[Records contained in a dataset]
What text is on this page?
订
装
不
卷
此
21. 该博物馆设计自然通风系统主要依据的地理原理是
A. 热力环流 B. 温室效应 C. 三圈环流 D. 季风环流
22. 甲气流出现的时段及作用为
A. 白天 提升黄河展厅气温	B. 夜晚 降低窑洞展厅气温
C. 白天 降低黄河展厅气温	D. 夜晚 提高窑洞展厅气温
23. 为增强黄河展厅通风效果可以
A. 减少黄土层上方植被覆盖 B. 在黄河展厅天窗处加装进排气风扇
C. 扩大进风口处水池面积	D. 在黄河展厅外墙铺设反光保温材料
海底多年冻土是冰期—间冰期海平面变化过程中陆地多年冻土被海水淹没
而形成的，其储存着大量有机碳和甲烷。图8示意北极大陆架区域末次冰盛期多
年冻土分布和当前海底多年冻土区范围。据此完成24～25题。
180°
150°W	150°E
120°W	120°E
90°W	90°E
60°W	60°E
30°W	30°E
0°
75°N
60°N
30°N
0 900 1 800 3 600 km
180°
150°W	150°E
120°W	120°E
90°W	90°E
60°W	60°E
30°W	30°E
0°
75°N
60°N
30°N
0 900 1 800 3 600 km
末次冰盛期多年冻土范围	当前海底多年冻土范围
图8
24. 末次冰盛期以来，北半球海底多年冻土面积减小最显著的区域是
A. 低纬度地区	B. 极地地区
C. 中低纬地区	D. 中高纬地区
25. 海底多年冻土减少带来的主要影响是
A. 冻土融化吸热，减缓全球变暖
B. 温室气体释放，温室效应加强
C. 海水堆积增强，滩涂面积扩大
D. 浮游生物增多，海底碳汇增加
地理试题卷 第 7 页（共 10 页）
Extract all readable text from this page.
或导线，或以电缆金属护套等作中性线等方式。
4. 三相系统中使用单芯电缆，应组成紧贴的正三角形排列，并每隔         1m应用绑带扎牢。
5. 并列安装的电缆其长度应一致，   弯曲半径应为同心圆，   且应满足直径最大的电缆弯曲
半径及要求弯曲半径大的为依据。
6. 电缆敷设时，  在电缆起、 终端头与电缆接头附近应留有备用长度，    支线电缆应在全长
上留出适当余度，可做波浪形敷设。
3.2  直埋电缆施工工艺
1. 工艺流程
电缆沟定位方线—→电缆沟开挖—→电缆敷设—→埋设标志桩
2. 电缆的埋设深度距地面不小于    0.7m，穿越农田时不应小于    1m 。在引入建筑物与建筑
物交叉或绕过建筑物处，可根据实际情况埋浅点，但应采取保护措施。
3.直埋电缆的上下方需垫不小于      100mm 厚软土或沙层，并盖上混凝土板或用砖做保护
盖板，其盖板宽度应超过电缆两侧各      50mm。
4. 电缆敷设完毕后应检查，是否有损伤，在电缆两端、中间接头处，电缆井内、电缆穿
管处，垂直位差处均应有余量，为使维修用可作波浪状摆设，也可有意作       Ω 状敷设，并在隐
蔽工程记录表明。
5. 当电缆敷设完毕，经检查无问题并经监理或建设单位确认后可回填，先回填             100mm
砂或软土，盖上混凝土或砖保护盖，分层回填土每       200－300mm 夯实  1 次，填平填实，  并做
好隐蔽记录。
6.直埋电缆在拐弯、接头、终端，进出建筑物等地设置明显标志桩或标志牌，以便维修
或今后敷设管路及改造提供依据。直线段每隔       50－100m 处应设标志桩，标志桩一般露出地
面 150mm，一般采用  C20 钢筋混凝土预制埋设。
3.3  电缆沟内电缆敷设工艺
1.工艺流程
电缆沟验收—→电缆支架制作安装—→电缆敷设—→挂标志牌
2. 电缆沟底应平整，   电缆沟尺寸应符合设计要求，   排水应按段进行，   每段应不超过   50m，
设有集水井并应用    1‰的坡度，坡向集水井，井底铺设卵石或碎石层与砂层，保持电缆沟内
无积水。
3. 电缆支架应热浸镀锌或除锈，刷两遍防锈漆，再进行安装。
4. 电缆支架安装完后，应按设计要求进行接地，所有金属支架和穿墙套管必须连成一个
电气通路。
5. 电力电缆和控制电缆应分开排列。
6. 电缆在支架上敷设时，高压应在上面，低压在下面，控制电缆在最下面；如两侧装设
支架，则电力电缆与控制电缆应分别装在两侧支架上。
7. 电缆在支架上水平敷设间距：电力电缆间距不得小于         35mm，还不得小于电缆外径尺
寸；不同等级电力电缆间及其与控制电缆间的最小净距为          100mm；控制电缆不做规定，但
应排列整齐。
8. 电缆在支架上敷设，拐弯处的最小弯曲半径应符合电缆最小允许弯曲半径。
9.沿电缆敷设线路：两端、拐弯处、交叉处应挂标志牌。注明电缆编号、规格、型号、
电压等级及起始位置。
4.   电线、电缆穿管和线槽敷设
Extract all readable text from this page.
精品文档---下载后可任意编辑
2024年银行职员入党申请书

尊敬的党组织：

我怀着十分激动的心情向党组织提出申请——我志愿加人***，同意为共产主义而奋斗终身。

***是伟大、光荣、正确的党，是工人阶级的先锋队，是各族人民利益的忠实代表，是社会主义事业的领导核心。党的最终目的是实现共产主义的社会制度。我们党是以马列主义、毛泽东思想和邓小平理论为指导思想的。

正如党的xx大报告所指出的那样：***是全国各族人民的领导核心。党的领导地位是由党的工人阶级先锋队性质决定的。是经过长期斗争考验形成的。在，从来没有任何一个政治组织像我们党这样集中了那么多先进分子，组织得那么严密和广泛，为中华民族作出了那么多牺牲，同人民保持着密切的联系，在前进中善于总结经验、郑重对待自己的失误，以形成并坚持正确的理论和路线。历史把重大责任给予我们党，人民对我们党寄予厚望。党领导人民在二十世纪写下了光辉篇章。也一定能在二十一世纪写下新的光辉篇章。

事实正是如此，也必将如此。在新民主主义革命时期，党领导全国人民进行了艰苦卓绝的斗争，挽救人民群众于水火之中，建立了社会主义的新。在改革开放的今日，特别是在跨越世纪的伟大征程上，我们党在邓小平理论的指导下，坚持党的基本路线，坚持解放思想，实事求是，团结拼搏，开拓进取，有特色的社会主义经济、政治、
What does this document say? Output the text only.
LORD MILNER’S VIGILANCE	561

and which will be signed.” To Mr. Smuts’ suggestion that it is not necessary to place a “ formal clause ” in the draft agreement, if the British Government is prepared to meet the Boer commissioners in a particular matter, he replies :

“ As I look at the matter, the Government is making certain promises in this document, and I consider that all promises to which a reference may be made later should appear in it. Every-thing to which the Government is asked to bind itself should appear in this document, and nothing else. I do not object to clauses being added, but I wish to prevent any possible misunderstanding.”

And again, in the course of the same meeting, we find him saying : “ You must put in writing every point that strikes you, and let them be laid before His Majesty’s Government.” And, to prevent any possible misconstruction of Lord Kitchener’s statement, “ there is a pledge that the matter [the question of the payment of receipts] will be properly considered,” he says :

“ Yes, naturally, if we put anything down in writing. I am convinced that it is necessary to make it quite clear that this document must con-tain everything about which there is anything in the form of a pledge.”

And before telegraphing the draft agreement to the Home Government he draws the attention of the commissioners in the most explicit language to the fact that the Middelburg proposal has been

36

#### To be done
State how many lines in the entries above include the word "prevent"; reply with the number alone.

#### Exercise output
2